[What you should do]:
All of the entries must be reproduced exactly, with no images carried over.

[Record set]:
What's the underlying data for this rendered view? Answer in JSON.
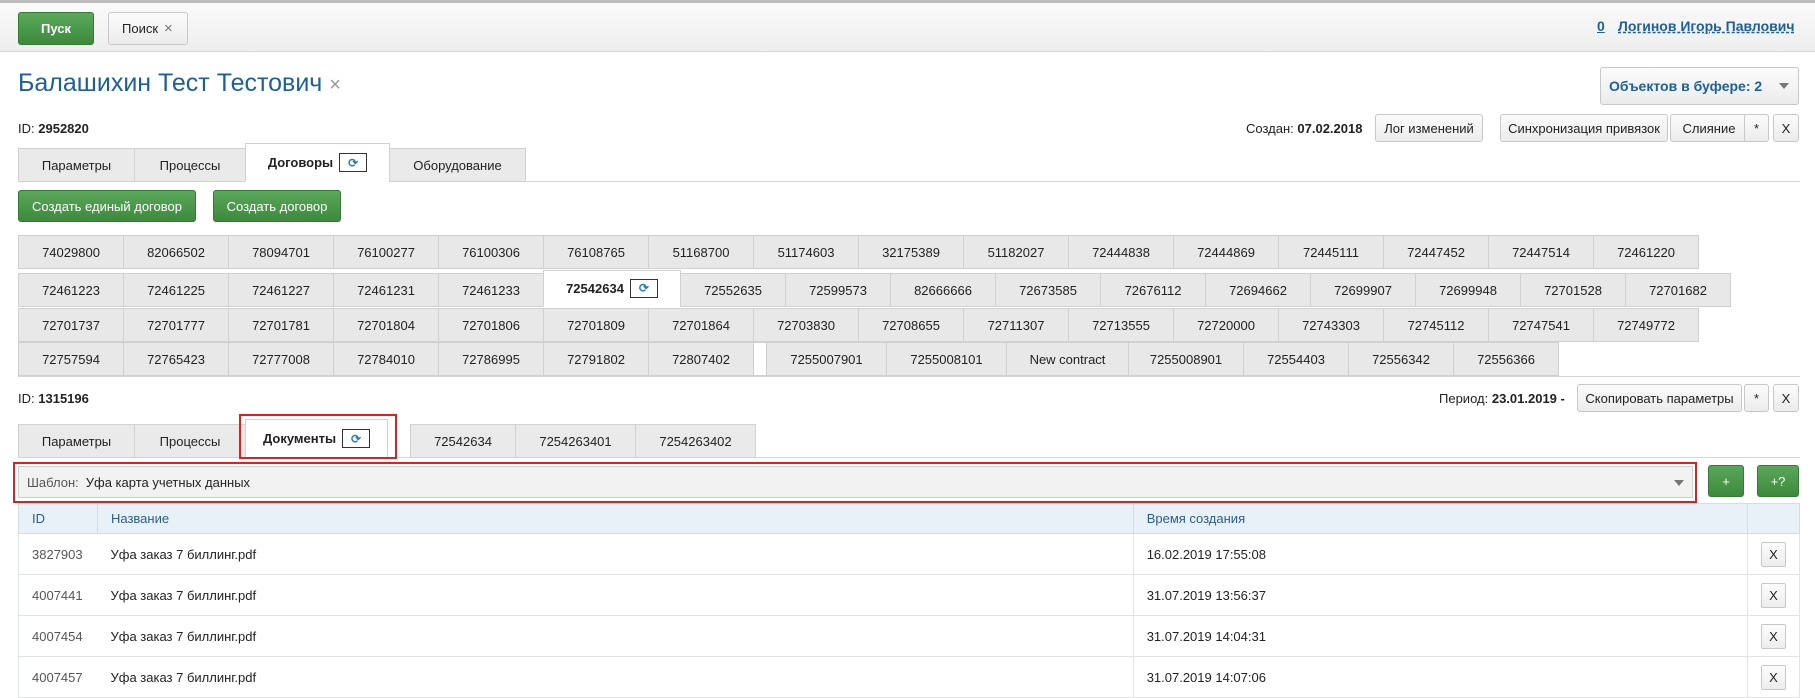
{
  "topbar": {
    "start_label": "Пуск",
    "search_tab_label": "Поиск",
    "search_tab_close": "×",
    "counter": "0",
    "user_name": "Логинов Игорь Павлович"
  },
  "header": {
    "title": "Балашихин Тест Тестович",
    "title_close": "×",
    "buffer_label": "Объектов в буфере: 2",
    "id_label": "ID:",
    "id_value": "2952820",
    "created_label": "Создан:",
    "created_value": "07.02.2018",
    "log_button": "Лог изменений",
    "sync_button": "Синхронизация привязок",
    "merge_button": "Слияние",
    "star_button": "*",
    "close_button": "X"
  },
  "main_tabs": [
    {
      "label": "Параметры"
    },
    {
      "label": "Процессы"
    },
    {
      "label": "Договоры",
      "sync": "⟳"
    },
    {
      "label": "Оборудование"
    }
  ],
  "contract_actions": {
    "create_single": "Создать единый договор",
    "create": "Создать договор"
  },
  "contracts": {
    "row1": [
      "74029800",
      "82066502",
      "78094701",
      "76100277",
      "76100306",
      "76108765",
      "51168700",
      "51174603",
      "32175389",
      "51182027",
      "72444838",
      "72444869",
      "72445111",
      "72447452",
      "72447514",
      "72461220"
    ],
    "row2": [
      "72461223",
      "72461225",
      "72461227",
      "72461231",
      "72461233",
      "72542634",
      "72552635",
      "72599573",
      "82666666",
      "72673585",
      "72676112",
      "72694662",
      "72699907",
      "72699948",
      "72701528",
      "72701682"
    ],
    "row3": [
      "72701737",
      "72701777",
      "72701781",
      "72701804",
      "72701806",
      "72701809",
      "72701864",
      "72703830",
      "72708655",
      "72711307",
      "72713555",
      "72720000",
      "72743303",
      "72745112",
      "72747541",
      "72749772"
    ],
    "row4": [
      "72757594",
      "72765423",
      "72777008",
      "72784010",
      "72786995",
      "72791802",
      "72807402",
      "",
      "7255007901",
      "7255008101",
      "New contract",
      "7255008901",
      "72554403",
      "72556342",
      "72556366"
    ],
    "active_sync": "⟳"
  },
  "contract_info": {
    "id_label": "ID:",
    "id_value": "1315196",
    "period_label": "Период:",
    "period_value": "23.01.2019 -",
    "copy_button": "Скопировать параметры",
    "star_button": "*",
    "close_button": "X"
  },
  "sub_tabs": [
    {
      "label": "Параметры"
    },
    {
      "label": "Процессы"
    },
    {
      "label": "Документы",
      "sync": "⟳"
    },
    {
      "label": "72542634"
    },
    {
      "label": "7254263401"
    },
    {
      "label": "7254263402"
    }
  ],
  "template": {
    "label": "Шаблон:",
    "value": "Уфа карта учетных данных",
    "add_button": "+",
    "add_q_button": "+?"
  },
  "documents": {
    "headers": [
      "ID",
      "Название",
      "Время создания",
      ""
    ],
    "rows": [
      {
        "id": "3827903",
        "name": "Уфа заказ 7 биллинг.pdf",
        "time": "16.02.2019 17:55:08",
        "del": "X"
      },
      {
        "id": "4007441",
        "name": "Уфа заказ 7 биллинг.pdf",
        "time": "31.07.2019 13:56:37",
        "del": "X"
      },
      {
        "id": "4007454",
        "name": "Уфа заказ 7 биллинг.pdf",
        "time": "31.07.2019 14:04:31",
        "del": "X"
      },
      {
        "id": "4007457",
        "name": "Уфа заказ 7 биллинг.pdf",
        "time": "31.07.2019 14:07:06",
        "del": "X"
      }
    ]
  },
  "colors": {
    "accent_blue": "#1d5f9a",
    "green": "#3d8a3d",
    "highlight_red": "#e02020"
  }
}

[Problem solution]:
What's the underlying data for this rendered view? Answer in JSON.
{
  "topbar": {
    "start_label": "Пуск",
    "search_tab_label": "Поиск",
    "search_tab_close": "×",
    "counter": "0",
    "user_name": "Логинов Игорь Павлович"
  },
  "header": {
    "title": "Балашихин Тест Тестович",
    "title_close": "×",
    "buffer_label": "Объектов в буфере: 2",
    "id_label": "ID:",
    "id_value": "2952820",
    "created_label": "Создан:",
    "created_value": "07.02.2018",
    "log_button": "Лог изменений",
    "sync_button": "Синхронизация привязок",
    "merge_button": "Слияние",
    "star_button": "*",
    "close_button": "X"
  },
  "main_tabs": [
    {
      "label": "Параметры"
    },
    {
      "label": "Процессы"
    },
    {
      "label": "Договоры",
      "sync": "⟳"
    },
    {
      "label": "Оборудование"
    }
  ],
  "contract_actions": {
    "create_single": "Создать единый договор",
    "create": "Создать договор"
  },
  "contracts": {
    "row1": [
      "74029800",
      "82066502",
      "78094701",
      "76100277",
      "76100306",
      "76108765",
      "51168700",
      "51174603",
      "32175389",
      "51182027",
      "72444838",
      "72444869",
      "72445111",
      "72447452",
      "72447514",
      "72461220"
    ],
    "row2": [
      "72461223",
      "72461225",
      "72461227",
      "72461231",
      "72461233",
      "72542634",
      "72552635",
      "72599573",
      "82666666",
      "72673585",
      "72676112",
      "72694662",
      "72699907",
      "72699948",
      "72701528",
      "72701682"
    ],
    "row3": [
      "72701737",
      "72701777",
      "72701781",
      "72701804",
      "72701806",
      "72701809",
      "72701864",
      "72703830",
      "72708655",
      "72711307",
      "72713555",
      "72720000",
      "72743303",
      "72745112",
      "72747541",
      "72749772"
    ],
    "row4": [
      "72757594",
      "72765423",
      "72777008",
      "72784010",
      "72786995",
      "72791802",
      "72807402",
      "",
      "7255007901",
      "7255008101",
      "New contract",
      "7255008901",
      "72554403",
      "72556342",
      "72556366"
    ],
    "active_sync": "⟳"
  },
  "contract_info": {
    "id_label": "ID:",
    "id_value": "1315196",
    "period_label": "Период:",
    "period_value": "23.01.2019 -",
    "copy_button": "Скопировать параметры",
    "star_button": "*",
    "close_button": "X"
  },
  "sub_tabs": [
    {
      "label": "Параметры"
    },
    {
      "label": "Процессы"
    },
    {
      "label": "Документы",
      "sync": "⟳"
    },
    {
      "label": "72542634"
    },
    {
      "label": "7254263401"
    },
    {
      "label": "7254263402"
    }
  ],
  "template": {
    "label": "Шаблон:",
    "value": "Уфа карта учетных данных",
    "add_button": "+",
    "add_q_button": "+?"
  },
  "documents": {
    "headers": [
      "ID",
      "Название",
      "Время создания",
      ""
    ],
    "rows": [
      {
        "id": "3827903",
        "name": "Уфа заказ 7 биллинг.pdf",
        "time": "16.02.2019 17:55:08",
        "del": "X"
      },
      {
        "id": "4007441",
        "name": "Уфа заказ 7 биллинг.pdf",
        "time": "31.07.2019 13:56:37",
        "del": "X"
      },
      {
        "id": "4007454",
        "name": "Уфа заказ 7 биллинг.pdf",
        "time": "31.07.2019 14:04:31",
        "del": "X"
      },
      {
        "id": "4007457",
        "name": "Уфа заказ 7 биллинг.pdf",
        "time": "31.07.2019 14:07:06",
        "del": "X"
      }
    ]
  },
  "colors": {
    "accent_blue": "#1d5f9a",
    "green": "#3d8a3d",
    "highlight_red": "#e02020"
  }
}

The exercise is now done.